- Document text -

Serial farming on Graham

From SHARCNETHelp
Jump to navigationJump to search

Watch this on youtube: https://www.youtube.com/watch?v=49dC4bmBCic

Introduction

What is serial farming?

“Farming” is running a large number of cluster jobs which are effectively independent of each other but are solving different aspects of the same problem. If the jobs are serial (single cpu-core), we call it “serial farming”. One can also have “MPI farming”, “GPU farming” etc. The independence means that the jobs in the farm can run in any order, concurrently or sequentially. A typical example is solving problems using a Monte Carlo approach.

Advantages

  • As the throughput of serial farms grows linearly with the number of jobs (due to the lack of parallel overheads), such applications have perfect (100%) scalability and are very efficient.
  • The independence of jobs (and typically a small amount of resources per job) in a serial farm makes farming very scheduler-friendly.
  • With serial farms, one can very easily upscale and downscale the size of the problem you are solving, without changing the code.

Challenges

  • Many repetitive commands required. Solution: automation scripts.
  • Often serial farming jobs are very short (<20 min), meaning large scheduler overheads and poor efficiency. Solution: bundling up individual jobs into meta jobs. This also helps to bypass the limit on the number of jobs (1000 for Graham).
  • Sometimes bundling up works poorly (when individual jobs have a large range of runtimes). Solution: using dynamic workload balancing.
  • With a large number of jobs a few might fail, and it can be time consuming to track them down and re-run. Solution: smart scripts can track the exit status of all jobs, and resubmit those that failed or never ran.
  • Running more than one farm concurrently can be messy and fail-prone. Solution: smart scripts can handle many concurrent farms.

- Job 1 -
For each statement, say whether it agrees with the serial farming page. Answer yes or no, and quote the words from the page that decide it.
(a) Graham limits the number of jobs to 1000.
(b) The jobs in a farm have to run in a fixed order.
(c) Serial farming jobs often run longer than 20 minutes.

(Rows showing where elements appear)
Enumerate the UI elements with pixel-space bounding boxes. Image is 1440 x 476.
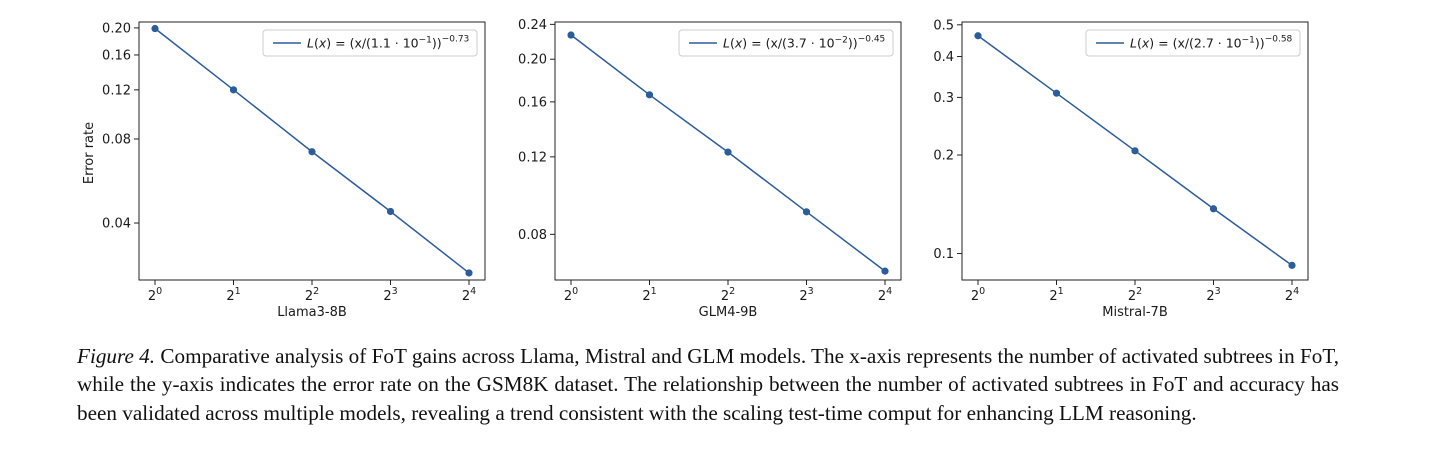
x-tick-label: 20: [971, 286, 985, 304]
data-point: [308, 148, 316, 156]
y-tick-label: 0.4: [933, 50, 954, 65]
legend-box: [1085, 29, 1301, 57]
data-point: [1288, 261, 1296, 269]
figure-caption: Figure 4. Comparative analysis of FoT ga…: [77, 342, 1339, 427]
x-axis-label: Llama3-8B: [277, 305, 347, 320]
legend-entry: L(x) = (x/(2.7 · 10−1))−0.58: [1130, 35, 1293, 51]
y-tick-label: 0.08: [102, 132, 131, 147]
data-point: [465, 269, 473, 277]
data-point: [802, 208, 811, 216]
data-point: [1052, 89, 1061, 97]
x-tick-label: 20: [564, 286, 578, 304]
data-point: [1209, 205, 1218, 213]
data-point: [1131, 147, 1139, 155]
x-tick-label: 20: [148, 286, 162, 304]
x-tick-label: 21: [642, 286, 656, 304]
x-tick-label: 23: [799, 286, 813, 304]
x-tick-label: 23: [383, 286, 397, 304]
y-tick-label: 0.20: [102, 21, 131, 36]
x-tick-label: 24: [878, 286, 892, 304]
data-point: [567, 31, 575, 39]
y-tick-label: 0.12: [518, 150, 547, 165]
legend-entry: L(x) = (x/(3.7 · 10−2))−0.45: [723, 35, 885, 51]
caption-text: Comparative analysis of FoT gains across…: [77, 344, 1340, 425]
caption-label: Figure 4.: [77, 344, 156, 368]
chart-panel-2: 0.08 0.12 0.16 0.20 0.24 20 21 22 23 24 GLM4-9B L(x…: [518, 18, 902, 320]
x-tick-label: 23: [1206, 286, 1220, 304]
x-tick-label: 22: [721, 286, 735, 304]
y-tick-label: 0.16: [518, 95, 547, 110]
y-tick-label: 0.1: [933, 247, 954, 262]
x-tick-label: 24: [1285, 286, 1299, 304]
x-axis-label: GLM4-9B: [699, 305, 758, 320]
y-tick-label: 0.3: [933, 91, 954, 106]
data-point: [229, 86, 238, 94]
y-tick-label: 0.12: [102, 83, 131, 98]
x-tick-label: 21: [1049, 286, 1063, 304]
x-tick-label: 22: [305, 286, 319, 304]
legend-entry: L(x) = (x/(1.1 · 10−1))−0.73: [307, 35, 469, 51]
figure-charts: 0.04 0.08 0.12 0.16 0.20 20 21 22 23 24 Llama3-8B E…: [82, 18, 1309, 320]
y-tick-label: 0.5: [933, 18, 954, 33]
data-point: [724, 148, 732, 156]
data-point: [645, 91, 654, 99]
data-point: [386, 207, 395, 216]
x-tick-label: 21: [226, 286, 240, 304]
data-point: [974, 32, 982, 40]
y-tick-label: 0.08: [518, 228, 547, 243]
y-tick-label: 0.2: [933, 149, 954, 164]
x-axis-label: Mistral-7B: [1102, 305, 1168, 320]
data-point: [151, 24, 159, 33]
chart-panel-1: 0.04 0.08 0.12 0.16 0.20 20 21 22 23 24 Llama3-8B E…: [82, 21, 486, 320]
y-tick-label: 0.04: [102, 217, 131, 232]
legend-box: [262, 29, 478, 57]
data-point: [881, 267, 889, 275]
y-tick-label: 0.20: [518, 53, 547, 68]
x-tick-label: 22: [1128, 286, 1142, 304]
y-tick-label: 0.16: [102, 48, 131, 63]
chart-panel-3: 0.1 0.2 0.3 0.4 0.5 20 21 22 23 24 Mistral-7B L(x) …: [933, 18, 1309, 320]
y-tick-label: 0.24: [518, 18, 547, 33]
x-tick-label: 24: [462, 286, 476, 304]
legend-box: [678, 29, 894, 57]
y-axis-label: Error rate: [82, 122, 97, 184]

- Job 2 -
Rewrite the rows beginning at the line that has "x-tick-label: 20: [971, 286, 985, 304]" and stopping after the line that has "caption-text: Comparative analysis". Replace "data-point" with "marker" and change nothing else.

- Exercise result 1 -
(a) Yes: "This also helps to bypass the limit on the number of jobs (1000 for Graham)."
(b) No: "The independence means that the jobs in the farm can run in any order, concurrently or sequentially."
(c) No: "Often serial farming jobs are very short (<20 min)"

- Exercise result 2 -
x-tick-label: 20: [971, 286, 985, 304]
marker: [308, 148, 316, 156]
y-tick-label: 0.4: [933, 50, 954, 65]
legend-box: [1085, 29, 1301, 57]
marker: [1288, 261, 1296, 269]
figure-caption: Figure 4. Comparative analysis of FoT ga…: [77, 342, 1339, 427]
x-axis-label: Llama3-8B: [277, 305, 347, 320]
legend-entry: L(x) = (x/(2.7 · 10−1))−0.58: [1130, 35, 1293, 51]
y-tick-label: 0.08: [102, 132, 131, 147]
marker: [465, 269, 473, 277]
marker: [802, 208, 811, 216]
marker: [1052, 89, 1061, 97]
x-tick-label: 20: [564, 286, 578, 304]
marker: [1209, 205, 1218, 213]
marker: [1131, 147, 1139, 155]
x-tick-label: 20: [148, 286, 162, 304]
x-tick-label: 21: [642, 286, 656, 304]
x-tick-label: 23: [799, 286, 813, 304]
x-tick-label: 23: [383, 286, 397, 304]
y-tick-label: 0.20: [102, 21, 131, 36]
x-tick-label: 24: [878, 286, 892, 304]
marker: [567, 31, 575, 39]
y-tick-label: 0.12: [518, 150, 547, 165]
legend-entry: L(x) = (x/(3.7 · 10−2))−0.45: [723, 35, 885, 51]
caption-text: Comparative analysis of FoT gains across…: [77, 344, 1340, 425]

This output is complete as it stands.